▸ The task
Transcribe the whole listing without a single picture.

▸ Record excerpts
========

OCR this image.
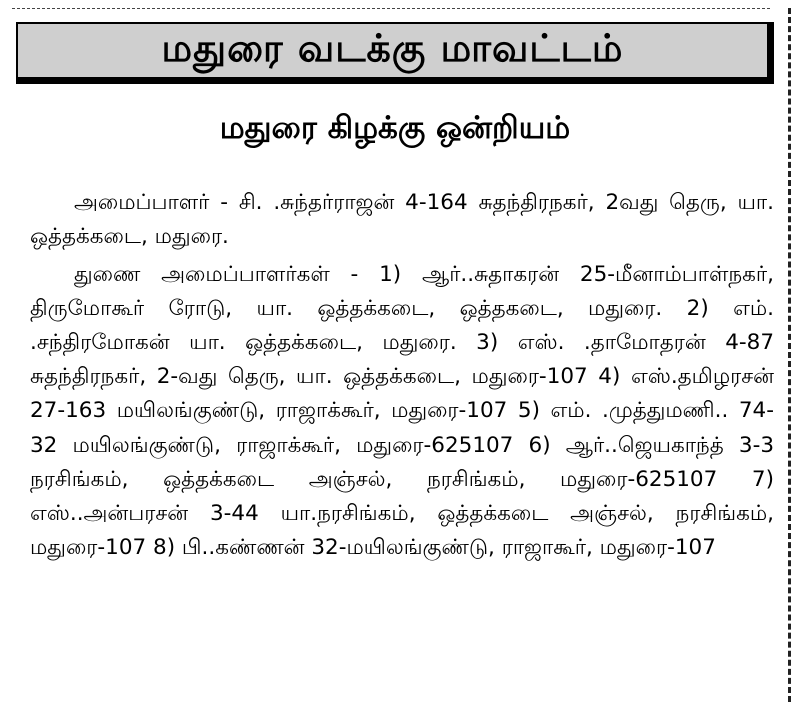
மதுரை வடக்கு மாவட்டம்
மதுரை கிழக்கு ஒன்றியம்

அமைப்பாளர் - சி. .சுந்தர்ராஜன் 4-164 சுதந்திரநகர், 2வது தெரு, யா. ஒத்தக்கடை, மதுரை.

துணை அமைப்பாளர்கள் - 1) ஆர்..சுதாகரன் 25-மீனாம்பாள்நகர், திருமோகூர் ரோடு, யா. ஒத்தக்கடை, ஒத்தகடை, மதுரை. 2) எம். .சந்திரமோகன் யா. ஒத்தக்கடை, மதுரை. 3) எஸ். .தாமோதரன் 4-87 சுதந்திரநகர், 2-வது தெரு, யா. ஒத்தக்கடை, மதுரை-107 4) எஸ்.தமிழரசன் 27-163 மயிலங்குண்டு, ராஜாக்கூர், மதுரை-107 5) எம். .முத்துமணி.. 74-32 மயிலங்குண்டு, ராஜாக்கூர், மதுரை-625107 6) ஆர்..ஜெயகாந்த் 3-3 நரசிங்கம், ஒத்தக்கடை அஞ்சல், நரசிங்கம், மதுரை-625107 7) எஸ்..அன்பரசன் 3-44 யா.நரசிங்கம், ஒத்தக்கடை அஞ்சல், நரசிங்கம், மதுரை-107 8) பி..கண்ணன் 32-மயிலங்குண்டு, ராஜாகூர், மதுரை-107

========

▸ Result for this exercise
OCR this image.
மதுரை வடக்கு மாவட்டம்
மதுரை கிழக்கு ஒன்றியம்

அமைப்பாளர் - சி. .சுந்தர்ராஜன் 4-164 சுதந்திரநகர், 2வது தெரு, யா. ஒத்தக்கடை, மதுரை.

துணை அமைப்பாளர்கள் - 1) ஆர்..சுதாகரன் 25-மீனாம்பாள்நகர், திருமோகூர் ரோடு, யா. ஒத்தக்கடை, ஒத்தகடை, மதுரை. 2) எம். .சந்திரமோகன் யா. ஒத்தக்கடை, மதுரை. 3) எஸ். .தாமோதரன் 4-87 சுதந்திரநகர், 2-வது தெரு, யா. ஒத்தக்கடை, மதுரை-107 4) எஸ்.தமிழரசன் 27-163 மயிலங்குண்டு, ராஜாக்கூர், மதுரை-107 5) எம். .முத்துமணி.. 74-32 மயிலங்குண்டு, ராஜாக்கூர், மதுரை-625107 6) ஆர்..ஜெயகாந்த் 3-3 நரசிங்கம், ஒத்தக்கடை அஞ்சல், நரசிங்கம், மதுரை-625107 7) எஸ்..அன்பரசன் 3-44 யா.நரசிங்கம், ஒத்தக்கடை அஞ்சல், நரசிங்கம், மதுரை-107 8) பி..கண்ணன் 32-மயிலங்குண்டு, ராஜாகூர், மதுரை-107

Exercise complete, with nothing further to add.